Write out all of the records precisely. Skip anything that is a picture.
[begin Source records]
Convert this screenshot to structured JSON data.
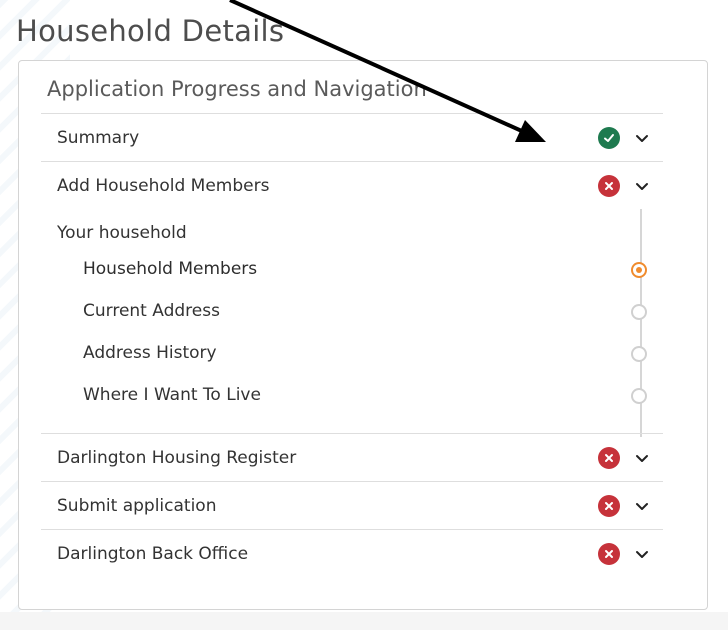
{
  "page": {
    "title": "Household Details"
  },
  "panel": {
    "title": "Application Progress and Navigation",
    "sections": [
      {
        "label": "Summary",
        "status": "complete"
      },
      {
        "label": "Add Household Members",
        "status": "incomplete"
      },
      {
        "label": "Darlington Housing Register",
        "status": "incomplete"
      },
      {
        "label": "Submit application",
        "status": "incomplete"
      },
      {
        "label": "Darlington Back Office",
        "status": "incomplete"
      }
    ],
    "sub_group": {
      "label": "Your household",
      "steps": [
        {
          "label": "Household Members",
          "state": "current"
        },
        {
          "label": "Current Address",
          "state": "pending"
        },
        {
          "label": "Address History",
          "state": "pending"
        },
        {
          "label": "Where I Want To Live",
          "state": "pending"
        }
      ]
    }
  },
  "colors": {
    "complete": "#1e7a4f",
    "incomplete": "#c6323a",
    "current_step": "#f08b2d",
    "annotation_arrow": "#000000"
  },
  "icons": {
    "complete": "check-circle-icon",
    "incomplete": "x-circle-icon",
    "expand": "chevron-down-icon"
  }
}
[end Source records]
#### Task output
Convert this screenshot to structured JSON data.
{
  "page": {
    "title": "Household Details"
  },
  "panel": {
    "title": "Application Progress and Navigation",
    "sections": [
      {
        "label": "Summary",
        "status": "complete"
      },
      {
        "label": "Add Household Members",
        "status": "incomplete"
      },
      {
        "label": "Darlington Housing Register",
        "status": "incomplete"
      },
      {
        "label": "Submit application",
        "status": "incomplete"
      },
      {
        "label": "Darlington Back Office",
        "status": "incomplete"
      }
    ],
    "sub_group": {
      "label": "Your household",
      "steps": [
        {
          "label": "Household Members",
          "state": "current"
        },
        {
          "label": "Current Address",
          "state": "pending"
        },
        {
          "label": "Address History",
          "state": "pending"
        },
        {
          "label": "Where I Want To Live",
          "state": "pending"
        }
      ]
    }
  },
  "colors": {
    "complete": "#1e7a4f",
    "incomplete": "#c6323a",
    "current_step": "#f08b2d",
    "annotation_arrow": "#000000"
  },
  "icons": {
    "complete": "check-circle-icon",
    "incomplete": "x-circle-icon",
    "expand": "chevron-down-icon"
  }
}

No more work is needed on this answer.